_What to work on_:
The listing must be reproduced in full, exactly as it stands.

** start **

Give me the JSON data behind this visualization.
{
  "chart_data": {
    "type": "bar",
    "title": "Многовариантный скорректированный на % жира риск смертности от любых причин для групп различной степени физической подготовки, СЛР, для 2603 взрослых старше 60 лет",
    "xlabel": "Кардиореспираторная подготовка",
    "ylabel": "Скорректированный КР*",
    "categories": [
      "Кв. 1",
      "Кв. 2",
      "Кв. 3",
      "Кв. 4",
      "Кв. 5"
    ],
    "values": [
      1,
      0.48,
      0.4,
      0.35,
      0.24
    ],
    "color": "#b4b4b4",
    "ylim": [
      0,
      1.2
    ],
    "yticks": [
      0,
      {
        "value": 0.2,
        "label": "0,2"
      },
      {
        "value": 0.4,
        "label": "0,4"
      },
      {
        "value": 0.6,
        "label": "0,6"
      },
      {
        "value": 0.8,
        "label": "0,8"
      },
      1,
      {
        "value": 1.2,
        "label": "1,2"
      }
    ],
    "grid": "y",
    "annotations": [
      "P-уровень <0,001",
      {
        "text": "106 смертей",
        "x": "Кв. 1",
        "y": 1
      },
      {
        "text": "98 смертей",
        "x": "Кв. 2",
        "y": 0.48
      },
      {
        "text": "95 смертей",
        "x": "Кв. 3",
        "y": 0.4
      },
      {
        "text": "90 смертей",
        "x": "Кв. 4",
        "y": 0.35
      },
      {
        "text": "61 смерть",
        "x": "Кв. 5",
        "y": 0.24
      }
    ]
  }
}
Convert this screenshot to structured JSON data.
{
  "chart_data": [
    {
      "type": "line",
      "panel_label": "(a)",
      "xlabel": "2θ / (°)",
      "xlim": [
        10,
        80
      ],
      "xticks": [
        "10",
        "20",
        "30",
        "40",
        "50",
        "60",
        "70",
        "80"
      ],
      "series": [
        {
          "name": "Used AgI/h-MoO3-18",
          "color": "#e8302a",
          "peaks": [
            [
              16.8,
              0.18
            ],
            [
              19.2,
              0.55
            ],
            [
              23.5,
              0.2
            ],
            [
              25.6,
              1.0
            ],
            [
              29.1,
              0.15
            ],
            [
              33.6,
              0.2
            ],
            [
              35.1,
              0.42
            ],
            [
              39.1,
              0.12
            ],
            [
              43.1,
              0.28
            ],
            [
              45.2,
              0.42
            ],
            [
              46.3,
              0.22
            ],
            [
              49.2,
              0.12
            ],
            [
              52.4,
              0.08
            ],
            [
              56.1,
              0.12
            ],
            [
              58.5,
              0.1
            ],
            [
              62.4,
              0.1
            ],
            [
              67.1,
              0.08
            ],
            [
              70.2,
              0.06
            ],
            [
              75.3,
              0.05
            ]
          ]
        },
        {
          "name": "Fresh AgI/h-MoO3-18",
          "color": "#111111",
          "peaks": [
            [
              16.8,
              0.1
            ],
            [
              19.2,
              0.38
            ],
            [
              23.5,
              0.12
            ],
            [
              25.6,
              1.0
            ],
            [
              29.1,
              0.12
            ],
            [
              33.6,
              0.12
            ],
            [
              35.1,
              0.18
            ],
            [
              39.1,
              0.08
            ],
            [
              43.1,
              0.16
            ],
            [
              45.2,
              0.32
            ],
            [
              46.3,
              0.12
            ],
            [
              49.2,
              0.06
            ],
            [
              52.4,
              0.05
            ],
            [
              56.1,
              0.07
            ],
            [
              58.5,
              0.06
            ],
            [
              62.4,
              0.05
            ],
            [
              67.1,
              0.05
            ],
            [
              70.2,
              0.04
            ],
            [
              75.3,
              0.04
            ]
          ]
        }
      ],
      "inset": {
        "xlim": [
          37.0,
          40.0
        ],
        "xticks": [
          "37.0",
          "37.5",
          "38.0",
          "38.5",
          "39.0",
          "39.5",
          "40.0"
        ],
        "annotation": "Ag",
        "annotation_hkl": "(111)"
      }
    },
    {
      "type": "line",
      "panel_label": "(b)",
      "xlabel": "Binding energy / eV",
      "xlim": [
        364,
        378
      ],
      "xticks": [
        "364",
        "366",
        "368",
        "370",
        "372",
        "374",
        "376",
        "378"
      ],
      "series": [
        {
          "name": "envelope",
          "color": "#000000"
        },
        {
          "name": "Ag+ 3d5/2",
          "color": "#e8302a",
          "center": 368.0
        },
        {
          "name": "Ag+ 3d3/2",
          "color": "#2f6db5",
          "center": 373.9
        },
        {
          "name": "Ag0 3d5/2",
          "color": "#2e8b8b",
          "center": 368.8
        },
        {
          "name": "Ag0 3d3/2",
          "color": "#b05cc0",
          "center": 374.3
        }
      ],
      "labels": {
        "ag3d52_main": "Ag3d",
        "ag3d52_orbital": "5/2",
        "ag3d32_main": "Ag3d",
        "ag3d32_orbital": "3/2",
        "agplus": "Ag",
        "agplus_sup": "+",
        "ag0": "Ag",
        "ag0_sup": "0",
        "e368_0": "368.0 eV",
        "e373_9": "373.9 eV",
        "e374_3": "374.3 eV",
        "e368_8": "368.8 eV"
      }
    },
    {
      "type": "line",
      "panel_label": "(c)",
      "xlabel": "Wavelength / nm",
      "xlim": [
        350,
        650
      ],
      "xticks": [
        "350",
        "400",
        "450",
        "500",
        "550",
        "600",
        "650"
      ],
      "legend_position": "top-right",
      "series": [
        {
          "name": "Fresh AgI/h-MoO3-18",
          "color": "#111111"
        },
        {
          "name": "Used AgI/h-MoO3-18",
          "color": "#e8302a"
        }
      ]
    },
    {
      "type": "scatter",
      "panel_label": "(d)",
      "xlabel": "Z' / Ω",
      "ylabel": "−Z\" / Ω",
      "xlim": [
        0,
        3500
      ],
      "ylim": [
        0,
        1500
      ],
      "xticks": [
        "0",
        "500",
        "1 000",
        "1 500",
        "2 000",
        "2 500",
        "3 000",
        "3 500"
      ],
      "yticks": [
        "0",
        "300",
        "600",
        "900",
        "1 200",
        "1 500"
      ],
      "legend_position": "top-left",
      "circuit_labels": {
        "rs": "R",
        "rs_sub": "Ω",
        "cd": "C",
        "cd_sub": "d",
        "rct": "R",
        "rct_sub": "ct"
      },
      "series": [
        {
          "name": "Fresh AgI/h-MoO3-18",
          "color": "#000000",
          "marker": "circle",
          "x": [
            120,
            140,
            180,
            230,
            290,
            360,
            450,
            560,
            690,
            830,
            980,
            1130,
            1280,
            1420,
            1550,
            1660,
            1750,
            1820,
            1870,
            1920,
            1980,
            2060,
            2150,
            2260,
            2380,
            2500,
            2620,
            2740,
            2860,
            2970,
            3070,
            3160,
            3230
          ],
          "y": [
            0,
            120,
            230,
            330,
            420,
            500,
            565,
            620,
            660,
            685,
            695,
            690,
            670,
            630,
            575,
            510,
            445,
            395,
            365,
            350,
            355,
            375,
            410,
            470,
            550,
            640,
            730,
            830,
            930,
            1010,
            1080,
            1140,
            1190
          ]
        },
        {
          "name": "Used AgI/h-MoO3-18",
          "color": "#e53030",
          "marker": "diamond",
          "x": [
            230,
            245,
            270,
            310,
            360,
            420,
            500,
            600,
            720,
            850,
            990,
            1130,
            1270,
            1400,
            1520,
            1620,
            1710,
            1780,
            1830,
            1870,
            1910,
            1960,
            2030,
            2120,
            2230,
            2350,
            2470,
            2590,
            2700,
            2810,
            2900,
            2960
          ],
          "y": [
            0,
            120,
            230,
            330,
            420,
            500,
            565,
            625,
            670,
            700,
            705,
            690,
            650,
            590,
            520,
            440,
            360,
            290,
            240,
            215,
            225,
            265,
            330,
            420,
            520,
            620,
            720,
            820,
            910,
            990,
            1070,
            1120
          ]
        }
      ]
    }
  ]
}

** end **

_Output below_:
Give me the JSON data behind this visualization.
{
  "chart_data": {
    "type": "bar",
    "title": "Многовариантный скорректированный на % жира риск смертности от любых причин для групп различной степени физической подготовки, СЛР, для 2603 взрослых старше 60 лет",
    "xlabel": "Кардиореспираторная подготовка",
    "ylabel": "Скорректированный КР*",
    "categories": [
      "Кв. 1",
      "Кв. 2",
      "Кв. 3",
      "Кв. 4",
      "Кв. 5"
    ],
    "values": [
      1,
      0.48,
      0.4,
      0.35,
      0.24
    ],
    "color": "#b4b4b4",
    "ylim": [
      0,
      1.2
    ],
    "yticks": [
      0,
      {
        "value": 0.2,
        "label": "0,2"
      },
      {
        "value": 0.4,
        "label": "0,4"
      },
      {
        "value": 0.6,
        "label": "0,6"
      },
      {
        "value": 0.8,
        "label": "0,8"
      },
      1,
      {
        "value": 1.2,
        "label": "1,2"
      }
    ],
    "grid": "y",
    "annotations": [
      "P-уровень <0,001",
      {
        "text": "106 смертей",
        "x": "Кв. 1",
        "y": 1
      },
      {
        "text": "98 смертей",
        "x": "Кв. 2",
        "y": 0.48
      },
      {
        "text": "95 смертей",
        "x": "Кв. 3",
        "y": 0.4
      },
      {
        "text": "90 смертей",
        "x": "Кв. 4",
        "y": 0.35
      },
      {
        "text": "61 смерть",
        "x": "Кв. 5",
        "y": 0.24
      }
    ]
  }
}
Convert this screenshot to structured JSON data.
{
  "chart_data": [
    {
      "type": "line",
      "panel_label": "(a)",
      "xlabel": "2θ / (°)",
      "xlim": [
        10,
        80
      ],
      "xticks": [
        "10",
        "20",
        "30",
        "40",
        "50",
        "60",
        "70",
        "80"
      ],
      "series": [
        {
          "name": "Used AgI/h-MoO3-18",
          "color": "#e8302a",
          "peaks": [
            [
              16.8,
              0.18
            ],
            [
              19.2,
              0.55
            ],
            [
              23.5,
              0.2
            ],
            [
              25.6,
              1.0
            ],
            [
              29.1,
              0.15
            ],
            [
              33.6,
              0.2
            ],
            [
              35.1,
              0.42
            ],
            [
              39.1,
              0.12
            ],
            [
              43.1,
              0.28
            ],
            [
              45.2,
              0.42
            ],
            [
              46.3,
              0.22
            ],
            [
              49.2,
              0.12
            ],
            [
              52.4,
              0.08
            ],
            [
              56.1,
              0.12
            ],
            [
              58.5,
              0.1
            ],
            [
              62.4,
              0.1
            ],
            [
              67.1,
              0.08
            ],
            [
              70.2,
              0.06
            ],
            [
              75.3,
              0.05
            ]
          ]
        },
        {
          "name": "Fresh AgI/h-MoO3-18",
          "color": "#111111",
          "peaks": [
            [
              16.8,
              0.1
            ],
            [
              19.2,
              0.38
            ],
            [
              23.5,
              0.12
            ],
            [
              25.6,
              1.0
            ],
            [
              29.1,
              0.12
            ],
            [
              33.6,
              0.12
            ],
            [
              35.1,
              0.18
            ],
            [
              39.1,
              0.08
            ],
            [
              43.1,
              0.16
            ],
            [
              45.2,
              0.32
            ],
            [
              46.3,
              0.12
            ],
            [
              49.2,
              0.06
            ],
            [
              52.4,
              0.05
            ],
            [
              56.1,
              0.07
            ],
            [
              58.5,
              0.06
            ],
            [
              62.4,
              0.05
            ],
            [
              67.1,
              0.05
            ],
            [
              70.2,
              0.04
            ],
            [
              75.3,
              0.04
            ]
          ]
        }
      ],
      "inset": {
        "xlim": [
          37.0,
          40.0
        ],
        "xticks": [
          "37.0",
          "37.5",
          "38.0",
          "38.5",
          "39.0",
          "39.5",
          "40.0"
        ],
        "annotation": "Ag",
        "annotation_hkl": "(111)"
      }
    },
    {
      "type": "line",
      "panel_label": "(b)",
      "xlabel": "Binding energy / eV",
      "xlim": [
        364,
        378
      ],
      "xticks": [
        "364",
        "366",
        "368",
        "370",
        "372",
        "374",
        "376",
        "378"
      ],
      "series": [
        {
          "name": "envelope",
          "color": "#000000"
        },
        {
          "name": "Ag+ 3d5/2",
          "color": "#e8302a",
          "center": 368.0
        },
        {
          "name": "Ag+ 3d3/2",
          "color": "#2f6db5",
          "center": 373.9
        },
        {
          "name": "Ag0 3d5/2",
          "color": "#2e8b8b",
          "center": 368.8
        },
        {
          "name": "Ag0 3d3/2",
          "color": "#b05cc0",
          "center": 374.3
        }
      ],
      "labels": {
        "ag3d52_main": "Ag3d",
        "ag3d52_orbital": "5/2",
        "ag3d32_main": "Ag3d",
        "ag3d32_orbital": "3/2",
        "agplus": "Ag",
        "agplus_sup": "+",
        "ag0": "Ag",
        "ag0_sup": "0",
        "e368_0": "368.0 eV",
        "e373_9": "373.9 eV",
        "e374_3": "374.3 eV",
        "e368_8": "368.8 eV"
      }
    },
    {
      "type": "line",
      "panel_label": "(c)",
      "xlabel": "Wavelength / nm",
      "xlim": [
        350,
        650
      ],
      "xticks": [
        "350",
        "400",
        "450",
        "500",
        "550",
        "600",
        "650"
      ],
      "legend_position": "top-right",
      "series": [
        {
          "name": "Fresh AgI/h-MoO3-18",
          "color": "#111111"
        },
        {
          "name": "Used AgI/h-MoO3-18",
          "color": "#e8302a"
        }
      ]
    },
    {
      "type": "scatter",
      "panel_label": "(d)",
      "xlabel": "Z' / Ω",
      "ylabel": "−Z\" / Ω",
      "xlim": [
        0,
        3500
      ],
      "ylim": [
        0,
        1500
      ],
      "xticks": [
        "0",
        "500",
        "1 000",
        "1 500",
        "2 000",
        "2 500",
        "3 000",
        "3 500"
      ],
      "yticks": [
        "0",
        "300",
        "600",
        "900",
        "1 200",
        "1 500"
      ],
      "legend_position": "top-left",
      "circuit_labels": {
        "rs": "R",
        "rs_sub": "Ω",
        "cd": "C",
        "cd_sub": "d",
        "rct": "R",
        "rct_sub": "ct"
      },
      "series": [
        {
          "name": "Fresh AgI/h-MoO3-18",
          "color": "#000000",
          "marker": "circle",
          "x": [
            120,
            140,
            180,
            230,
            290,
            360,
            450,
            560,
            690,
            830,
            980,
            1130,
            1280,
            1420,
            1550,
            1660,
            1750,
            1820,
            1870,
            1920,
            1980,
            2060,
            2150,
            2260,
            2380,
            2500,
            2620,
            2740,
            2860,
            2970,
            3070,
            3160,
            3230
          ],
          "y": [
            0,
            120,
            230,
            330,
            420,
            500,
            565,
            620,
            660,
            685,
            695,
            690,
            670,
            630,
            575,
            510,
            445,
            395,
            365,
            350,
            355,
            375,
            410,
            470,
            550,
            640,
            730,
            830,
            930,
            1010,
            1080,
            1140,
            1190
          ]
        },
        {
          "name": "Used AgI/h-MoO3-18",
          "color": "#e53030",
          "marker": "diamond",
          "x": [
            230,
            245,
            270,
            310,
            360,
            420,
            500,
            600,
            720,
            850,
            990,
            1130,
            1270,
            1400,
            1520,
            1620,
            1710,
            1780,
            1830,
            1870,
            1910,
            1960,
            2030,
            2120,
            2230,
            2350,
            2470,
            2590,
            2700,
            2810,
            2900,
            2960
          ],
          "y": [
            0,
            120,
            230,
            330,
            420,
            500,
            565,
            625,
            670,
            700,
            705,
            690,
            650,
            590,
            520,
            440,
            360,
            290,
            240,
            215,
            225,
            265,
            330,
            420,
            520,
            620,
            720,
            820,
            910,
            990,
            1070,
            1120
          ]
        }
      ]
    }
  ]
}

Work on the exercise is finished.